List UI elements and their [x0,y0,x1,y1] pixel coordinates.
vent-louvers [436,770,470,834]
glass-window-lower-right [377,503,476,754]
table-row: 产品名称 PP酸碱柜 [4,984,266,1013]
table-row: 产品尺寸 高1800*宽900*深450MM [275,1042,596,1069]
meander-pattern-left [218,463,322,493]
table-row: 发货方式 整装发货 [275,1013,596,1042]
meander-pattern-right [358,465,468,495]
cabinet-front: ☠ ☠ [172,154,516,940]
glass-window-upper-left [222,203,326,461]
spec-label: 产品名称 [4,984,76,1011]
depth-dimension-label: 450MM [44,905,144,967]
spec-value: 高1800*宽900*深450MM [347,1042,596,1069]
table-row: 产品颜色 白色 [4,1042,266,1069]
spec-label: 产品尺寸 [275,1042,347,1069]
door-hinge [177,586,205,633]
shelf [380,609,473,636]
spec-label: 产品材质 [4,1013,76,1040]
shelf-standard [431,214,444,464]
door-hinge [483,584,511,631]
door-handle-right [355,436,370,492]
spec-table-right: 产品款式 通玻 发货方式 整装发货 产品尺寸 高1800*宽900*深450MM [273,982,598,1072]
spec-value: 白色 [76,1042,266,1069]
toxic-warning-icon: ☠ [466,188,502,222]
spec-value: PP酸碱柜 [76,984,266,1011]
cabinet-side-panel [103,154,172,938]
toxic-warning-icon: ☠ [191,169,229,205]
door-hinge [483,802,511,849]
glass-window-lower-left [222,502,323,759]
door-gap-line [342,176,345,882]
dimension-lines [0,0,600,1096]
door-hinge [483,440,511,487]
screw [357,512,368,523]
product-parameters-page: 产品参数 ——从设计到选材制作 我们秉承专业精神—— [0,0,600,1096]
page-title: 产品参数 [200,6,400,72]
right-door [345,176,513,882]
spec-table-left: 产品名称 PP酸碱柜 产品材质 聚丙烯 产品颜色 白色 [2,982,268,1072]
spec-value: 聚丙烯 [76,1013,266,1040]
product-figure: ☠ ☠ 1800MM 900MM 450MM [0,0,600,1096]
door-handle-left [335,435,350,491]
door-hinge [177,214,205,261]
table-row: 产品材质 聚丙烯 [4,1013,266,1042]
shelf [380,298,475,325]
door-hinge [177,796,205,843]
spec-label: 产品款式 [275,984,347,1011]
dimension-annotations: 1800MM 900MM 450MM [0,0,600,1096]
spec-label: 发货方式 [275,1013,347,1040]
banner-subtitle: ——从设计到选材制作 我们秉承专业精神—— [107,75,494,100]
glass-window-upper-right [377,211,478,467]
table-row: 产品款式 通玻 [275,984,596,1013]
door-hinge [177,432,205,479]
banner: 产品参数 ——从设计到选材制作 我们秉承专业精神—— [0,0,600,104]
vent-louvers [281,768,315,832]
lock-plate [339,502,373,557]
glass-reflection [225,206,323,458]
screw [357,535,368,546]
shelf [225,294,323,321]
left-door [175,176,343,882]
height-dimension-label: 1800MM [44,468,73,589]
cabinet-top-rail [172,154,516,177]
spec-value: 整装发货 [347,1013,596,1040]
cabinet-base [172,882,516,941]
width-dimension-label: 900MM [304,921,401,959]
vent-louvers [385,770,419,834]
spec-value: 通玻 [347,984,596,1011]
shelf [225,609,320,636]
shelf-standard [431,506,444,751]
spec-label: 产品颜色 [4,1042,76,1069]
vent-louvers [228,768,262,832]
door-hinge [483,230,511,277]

********

(Your objective): Reproduce every line of the material above word for word, in the same order.

(Solution to this problem):
List UI elements and their [x0,y0,x1,y1] pixel coordinates.
vent-louvers [436,770,470,834]
glass-window-lower-right [377,503,476,754]
table-row: 产品名称 PP酸碱柜 [4,984,266,1013]
table-row: 产品尺寸 高1800*宽900*深450MM [275,1042,596,1069]
meander-pattern-left [218,463,322,493]
table-row: 发货方式 整装发货 [275,1013,596,1042]
meander-pattern-right [358,465,468,495]
cabinet-front: ☠ ☠ [172,154,516,940]
glass-window-upper-left [222,203,326,461]
spec-label: 产品名称 [4,984,76,1011]
depth-dimension-label: 450MM [44,905,144,967]
spec-value: 高1800*宽900*深450MM [347,1042,596,1069]
table-row: 产品颜色 白色 [4,1042,266,1069]
spec-label: 产品尺寸 [275,1042,347,1069]
door-hinge [177,586,205,633]
shelf [380,609,473,636]
spec-label: 产品材质 [4,1013,76,1040]
shelf-standard [431,214,444,464]
door-hinge [483,584,511,631]
door-handle-right [355,436,370,492]
spec-table-right: 产品款式 通玻 发货方式 整装发货 产品尺寸 高1800*宽900*深450MM [273,982,598,1072]
spec-value: 白色 [76,1042,266,1069]
toxic-warning-icon: ☠ [466,188,502,222]
spec-value: PP酸碱柜 [76,984,266,1011]
cabinet-side-panel [103,154,172,938]
toxic-warning-icon: ☠ [191,169,229,205]
door-hinge [483,802,511,849]
glass-window-lower-left [222,502,323,759]
door-gap-line [342,176,345,882]
dimension-lines [0,0,600,1096]
door-hinge [483,440,511,487]
screw [357,512,368,523]
product-parameters-page: 产品参数 ——从设计到选材制作 我们秉承专业精神—— [0,0,600,1096]
page-title: 产品参数 [200,6,400,72]
right-door [345,176,513,882]
spec-table-left: 产品名称 PP酸碱柜 产品材质 聚丙烯 产品颜色 白色 [2,982,268,1072]
spec-value: 聚丙烯 [76,1013,266,1040]
product-figure: ☠ ☠ 1800MM 900MM 450MM [0,0,600,1096]
door-handle-left [335,435,350,491]
door-hinge [177,214,205,261]
table-row: 产品材质 聚丙烯 [4,1013,266,1042]
shelf [380,298,475,325]
door-hinge [177,796,205,843]
spec-label: 产品款式 [275,984,347,1011]
dimension-annotations: 1800MM 900MM 450MM [0,0,600,1096]
spec-label: 发货方式 [275,1013,347,1040]
banner-subtitle: ——从设计到选材制作 我们秉承专业精神—— [107,75,494,100]
glass-window-upper-right [377,211,478,467]
table-row: 产品款式 通玻 [275,984,596,1013]
door-hinge [177,432,205,479]
banner: 产品参数 ——从设计到选材制作 我们秉承专业精神—— [0,0,600,104]
vent-louvers [281,768,315,832]
lock-plate [339,502,373,557]
glass-reflection [225,206,323,458]
screw [357,535,368,546]
shelf [225,294,323,321]
left-door [175,176,343,882]
height-dimension-label: 1800MM [44,468,73,589]
cabinet-top-rail [172,154,516,177]
spec-value: 整装发货 [347,1013,596,1040]
cabinet-base [172,882,516,941]
width-dimension-label: 900MM [304,921,401,959]
vent-louvers [385,770,419,834]
spec-value: 通玻 [347,984,596,1011]
shelf [225,609,320,636]
shelf-standard [431,506,444,751]
spec-label: 产品颜色 [4,1042,76,1069]
vent-louvers [228,768,262,832]
door-hinge [483,230,511,277]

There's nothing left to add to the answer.